● SUPPLIED ENTRIES
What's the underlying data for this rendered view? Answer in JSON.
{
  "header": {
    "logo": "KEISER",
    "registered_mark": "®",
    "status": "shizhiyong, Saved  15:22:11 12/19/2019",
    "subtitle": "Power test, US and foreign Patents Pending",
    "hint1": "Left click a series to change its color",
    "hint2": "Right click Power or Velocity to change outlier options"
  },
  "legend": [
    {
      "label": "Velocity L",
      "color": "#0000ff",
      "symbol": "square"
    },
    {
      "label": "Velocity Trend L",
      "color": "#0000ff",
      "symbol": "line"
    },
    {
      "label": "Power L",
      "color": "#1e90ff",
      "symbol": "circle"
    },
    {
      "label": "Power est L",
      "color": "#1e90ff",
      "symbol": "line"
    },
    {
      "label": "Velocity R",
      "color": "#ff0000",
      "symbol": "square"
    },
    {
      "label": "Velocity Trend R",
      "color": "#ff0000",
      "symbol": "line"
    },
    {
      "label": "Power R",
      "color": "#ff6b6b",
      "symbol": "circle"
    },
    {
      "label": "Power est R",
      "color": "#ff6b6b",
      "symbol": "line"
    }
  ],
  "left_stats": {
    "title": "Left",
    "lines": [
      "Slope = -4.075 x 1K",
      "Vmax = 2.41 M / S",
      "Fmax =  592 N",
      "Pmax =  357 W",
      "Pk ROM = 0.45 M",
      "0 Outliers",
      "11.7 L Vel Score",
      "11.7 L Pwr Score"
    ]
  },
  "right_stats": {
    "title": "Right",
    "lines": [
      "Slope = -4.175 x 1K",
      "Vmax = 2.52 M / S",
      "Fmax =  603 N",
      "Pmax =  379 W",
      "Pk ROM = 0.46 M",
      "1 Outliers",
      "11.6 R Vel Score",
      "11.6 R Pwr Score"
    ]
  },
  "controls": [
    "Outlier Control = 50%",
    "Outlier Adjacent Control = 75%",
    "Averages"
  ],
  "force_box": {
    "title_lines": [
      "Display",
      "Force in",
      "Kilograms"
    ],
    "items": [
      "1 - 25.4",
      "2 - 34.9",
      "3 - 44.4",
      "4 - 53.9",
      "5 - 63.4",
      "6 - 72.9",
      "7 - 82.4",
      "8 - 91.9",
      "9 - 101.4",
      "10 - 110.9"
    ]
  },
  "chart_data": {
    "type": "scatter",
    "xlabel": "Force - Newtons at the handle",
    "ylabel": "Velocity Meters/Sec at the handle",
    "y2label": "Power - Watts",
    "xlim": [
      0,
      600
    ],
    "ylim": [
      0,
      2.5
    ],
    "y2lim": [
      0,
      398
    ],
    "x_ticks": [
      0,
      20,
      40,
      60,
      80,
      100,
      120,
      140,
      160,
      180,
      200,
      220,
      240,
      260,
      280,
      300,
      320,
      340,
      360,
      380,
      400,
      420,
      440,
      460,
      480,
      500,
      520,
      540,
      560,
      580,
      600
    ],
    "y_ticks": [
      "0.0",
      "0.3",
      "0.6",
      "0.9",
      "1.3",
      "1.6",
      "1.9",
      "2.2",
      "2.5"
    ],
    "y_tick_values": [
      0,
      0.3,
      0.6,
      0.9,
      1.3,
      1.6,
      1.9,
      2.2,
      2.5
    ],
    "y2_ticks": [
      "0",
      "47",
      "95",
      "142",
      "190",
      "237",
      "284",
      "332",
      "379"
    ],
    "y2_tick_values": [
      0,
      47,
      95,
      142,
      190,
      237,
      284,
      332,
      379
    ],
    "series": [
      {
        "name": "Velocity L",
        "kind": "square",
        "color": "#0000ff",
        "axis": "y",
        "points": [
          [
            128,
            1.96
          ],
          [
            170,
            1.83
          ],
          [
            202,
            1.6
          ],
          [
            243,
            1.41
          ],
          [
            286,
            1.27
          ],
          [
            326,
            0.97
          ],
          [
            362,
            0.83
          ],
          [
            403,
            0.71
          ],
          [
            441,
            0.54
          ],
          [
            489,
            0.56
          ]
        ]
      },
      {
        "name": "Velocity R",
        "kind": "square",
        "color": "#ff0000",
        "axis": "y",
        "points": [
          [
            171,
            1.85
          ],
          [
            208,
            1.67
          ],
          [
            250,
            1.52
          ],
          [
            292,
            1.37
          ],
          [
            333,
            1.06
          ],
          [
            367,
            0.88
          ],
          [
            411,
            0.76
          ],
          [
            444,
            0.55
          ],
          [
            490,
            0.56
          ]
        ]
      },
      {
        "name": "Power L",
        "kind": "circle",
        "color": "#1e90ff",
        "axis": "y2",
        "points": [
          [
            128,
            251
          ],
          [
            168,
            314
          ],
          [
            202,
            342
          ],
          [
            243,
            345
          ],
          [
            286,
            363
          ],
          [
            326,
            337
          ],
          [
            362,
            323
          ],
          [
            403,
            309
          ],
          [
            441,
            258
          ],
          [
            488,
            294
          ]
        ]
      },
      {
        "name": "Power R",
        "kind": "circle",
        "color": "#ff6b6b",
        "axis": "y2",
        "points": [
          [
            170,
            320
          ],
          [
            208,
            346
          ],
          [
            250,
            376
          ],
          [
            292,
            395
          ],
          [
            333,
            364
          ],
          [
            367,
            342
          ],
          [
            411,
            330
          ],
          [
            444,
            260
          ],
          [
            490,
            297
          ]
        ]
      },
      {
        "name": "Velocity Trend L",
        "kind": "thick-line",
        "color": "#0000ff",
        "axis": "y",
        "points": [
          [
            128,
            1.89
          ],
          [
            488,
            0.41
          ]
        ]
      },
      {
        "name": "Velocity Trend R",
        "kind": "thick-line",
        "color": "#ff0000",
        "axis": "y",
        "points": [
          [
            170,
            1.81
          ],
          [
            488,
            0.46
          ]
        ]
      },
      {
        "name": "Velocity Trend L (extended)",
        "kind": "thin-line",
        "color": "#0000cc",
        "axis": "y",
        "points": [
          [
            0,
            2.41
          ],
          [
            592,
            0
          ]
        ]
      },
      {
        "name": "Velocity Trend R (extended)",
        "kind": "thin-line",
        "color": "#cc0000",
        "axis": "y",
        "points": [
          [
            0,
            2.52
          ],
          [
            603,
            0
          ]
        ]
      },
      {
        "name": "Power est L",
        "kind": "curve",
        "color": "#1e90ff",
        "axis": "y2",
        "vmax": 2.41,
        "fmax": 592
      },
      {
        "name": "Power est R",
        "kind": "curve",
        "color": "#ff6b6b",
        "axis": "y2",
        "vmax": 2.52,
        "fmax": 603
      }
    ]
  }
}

● DIRECTIONS
Quote all of the entries exactly as they appear.

● OUTPUT FOR THIS EXERCISE
What's the underlying data for this rendered view? Answer in JSON.
{
  "header": {
    "logo": "KEISER",
    "registered_mark": "®",
    "status": "shizhiyong, Saved  15:22:11 12/19/2019",
    "subtitle": "Power test, US and foreign Patents Pending",
    "hint1": "Left click a series to change its color",
    "hint2": "Right click Power or Velocity to change outlier options"
  },
  "legend": [
    {
      "label": "Velocity L",
      "color": "#0000ff",
      "symbol": "square"
    },
    {
      "label": "Velocity Trend L",
      "color": "#0000ff",
      "symbol": "line"
    },
    {
      "label": "Power L",
      "color": "#1e90ff",
      "symbol": "circle"
    },
    {
      "label": "Power est L",
      "color": "#1e90ff",
      "symbol": "line"
    },
    {
      "label": "Velocity R",
      "color": "#ff0000",
      "symbol": "square"
    },
    {
      "label": "Velocity Trend R",
      "color": "#ff0000",
      "symbol": "line"
    },
    {
      "label": "Power R",
      "color": "#ff6b6b",
      "symbol": "circle"
    },
    {
      "label": "Power est R",
      "color": "#ff6b6b",
      "symbol": "line"
    }
  ],
  "left_stats": {
    "title": "Left",
    "lines": [
      "Slope = -4.075 x 1K",
      "Vmax = 2.41 M / S",
      "Fmax =  592 N",
      "Pmax =  357 W",
      "Pk ROM = 0.45 M",
      "0 Outliers",
      "11.7 L Vel Score",
      "11.7 L Pwr Score"
    ]
  },
  "right_stats": {
    "title": "Right",
    "lines": [
      "Slope = -4.175 x 1K",
      "Vmax = 2.52 M / S",
      "Fmax =  603 N",
      "Pmax =  379 W",
      "Pk ROM = 0.46 M",
      "1 Outliers",
      "11.6 R Vel Score",
      "11.6 R Pwr Score"
    ]
  },
  "controls": [
    "Outlier Control = 50%",
    "Outlier Adjacent Control = 75%",
    "Averages"
  ],
  "force_box": {
    "title_lines": [
      "Display",
      "Force in",
      "Kilograms"
    ],
    "items": [
      "1 - 25.4",
      "2 - 34.9",
      "3 - 44.4",
      "4 - 53.9",
      "5 - 63.4",
      "6 - 72.9",
      "7 - 82.4",
      "8 - 91.9",
      "9 - 101.4",
      "10 - 110.9"
    ]
  },
  "chart_data": {
    "type": "scatter",
    "xlabel": "Force - Newtons at the handle",
    "ylabel": "Velocity Meters/Sec at the handle",
    "y2label": "Power - Watts",
    "xlim": [
      0,
      600
    ],
    "ylim": [
      0,
      2.5
    ],
    "y2lim": [
      0,
      398
    ],
    "x_ticks": [
      0,
      20,
      40,
      60,
      80,
      100,
      120,
      140,
      160,
      180,
      200,
      220,
      240,
      260,
      280,
      300,
      320,
      340,
      360,
      380,
      400,
      420,
      440,
      460,
      480,
      500,
      520,
      540,
      560,
      580,
      600
    ],
    "y_ticks": [
      "0.0",
      "0.3",
      "0.6",
      "0.9",
      "1.3",
      "1.6",
      "1.9",
      "2.2",
      "2.5"
    ],
    "y_tick_values": [
      0,
      0.3,
      0.6,
      0.9,
      1.3,
      1.6,
      1.9,
      2.2,
      2.5
    ],
    "y2_ticks": [
      "0",
      "47",
      "95",
      "142",
      "190",
      "237",
      "284",
      "332",
      "379"
    ],
    "y2_tick_values": [
      0,
      47,
      95,
      142,
      190,
      237,
      284,
      332,
      379
    ],
    "series": [
      {
        "name": "Velocity L",
        "kind": "square",
        "color": "#0000ff",
        "axis": "y",
        "points": [
          [
            128,
            1.96
          ],
          [
            170,
            1.83
          ],
          [
            202,
            1.6
          ],
          [
            243,
            1.41
          ],
          [
            286,
            1.27
          ],
          [
            326,
            0.97
          ],
          [
            362,
            0.83
          ],
          [
            403,
            0.71
          ],
          [
            441,
            0.54
          ],
          [
            489,
            0.56
          ]
        ]
      },
      {
        "name": "Velocity R",
        "kind": "square",
        "color": "#ff0000",
        "axis": "y",
        "points": [
          [
            171,
            1.85
          ],
          [
            208,
            1.67
          ],
          [
            250,
            1.52
          ],
          [
            292,
            1.37
          ],
          [
            333,
            1.06
          ],
          [
            367,
            0.88
          ],
          [
            411,
            0.76
          ],
          [
            444,
            0.55
          ],
          [
            490,
            0.56
          ]
        ]
      },
      {
        "name": "Power L",
        "kind": "circle",
        "color": "#1e90ff",
        "axis": "y2",
        "points": [
          [
            128,
            251
          ],
          [
            168,
            314
          ],
          [
            202,
            342
          ],
          [
            243,
            345
          ],
          [
            286,
            363
          ],
          [
            326,
            337
          ],
          [
            362,
            323
          ],
          [
            403,
            309
          ],
          [
            441,
            258
          ],
          [
            488,
            294
          ]
        ]
      },
      {
        "name": "Power R",
        "kind": "circle",
        "color": "#ff6b6b",
        "axis": "y2",
        "points": [
          [
            170,
            320
          ],
          [
            208,
            346
          ],
          [
            250,
            376
          ],
          [
            292,
            395
          ],
          [
            333,
            364
          ],
          [
            367,
            342
          ],
          [
            411,
            330
          ],
          [
            444,
            260
          ],
          [
            490,
            297
          ]
        ]
      },
      {
        "name": "Velocity Trend L",
        "kind": "thick-line",
        "color": "#0000ff",
        "axis": "y",
        "points": [
          [
            128,
            1.89
          ],
          [
            488,
            0.41
          ]
        ]
      },
      {
        "name": "Velocity Trend R",
        "kind": "thick-line",
        "color": "#ff0000",
        "axis": "y",
        "points": [
          [
            170,
            1.81
          ],
          [
            488,
            0.46
          ]
        ]
      },
      {
        "name": "Velocity Trend L (extended)",
        "kind": "thin-line",
        "color": "#0000cc",
        "axis": "y",
        "points": [
          [
            0,
            2.41
          ],
          [
            592,
            0
          ]
        ]
      },
      {
        "name": "Velocity Trend R (extended)",
        "kind": "thin-line",
        "color": "#cc0000",
        "axis": "y",
        "points": [
          [
            0,
            2.52
          ],
          [
            603,
            0
          ]
        ]
      },
      {
        "name": "Power est L",
        "kind": "curve",
        "color": "#1e90ff",
        "axis": "y2",
        "vmax": 2.41,
        "fmax": 592
      },
      {
        "name": "Power est R",
        "kind": "curve",
        "color": "#ff6b6b",
        "axis": "y2",
        "vmax": 2.52,
        "fmax": 603
      }
    ]
  }
}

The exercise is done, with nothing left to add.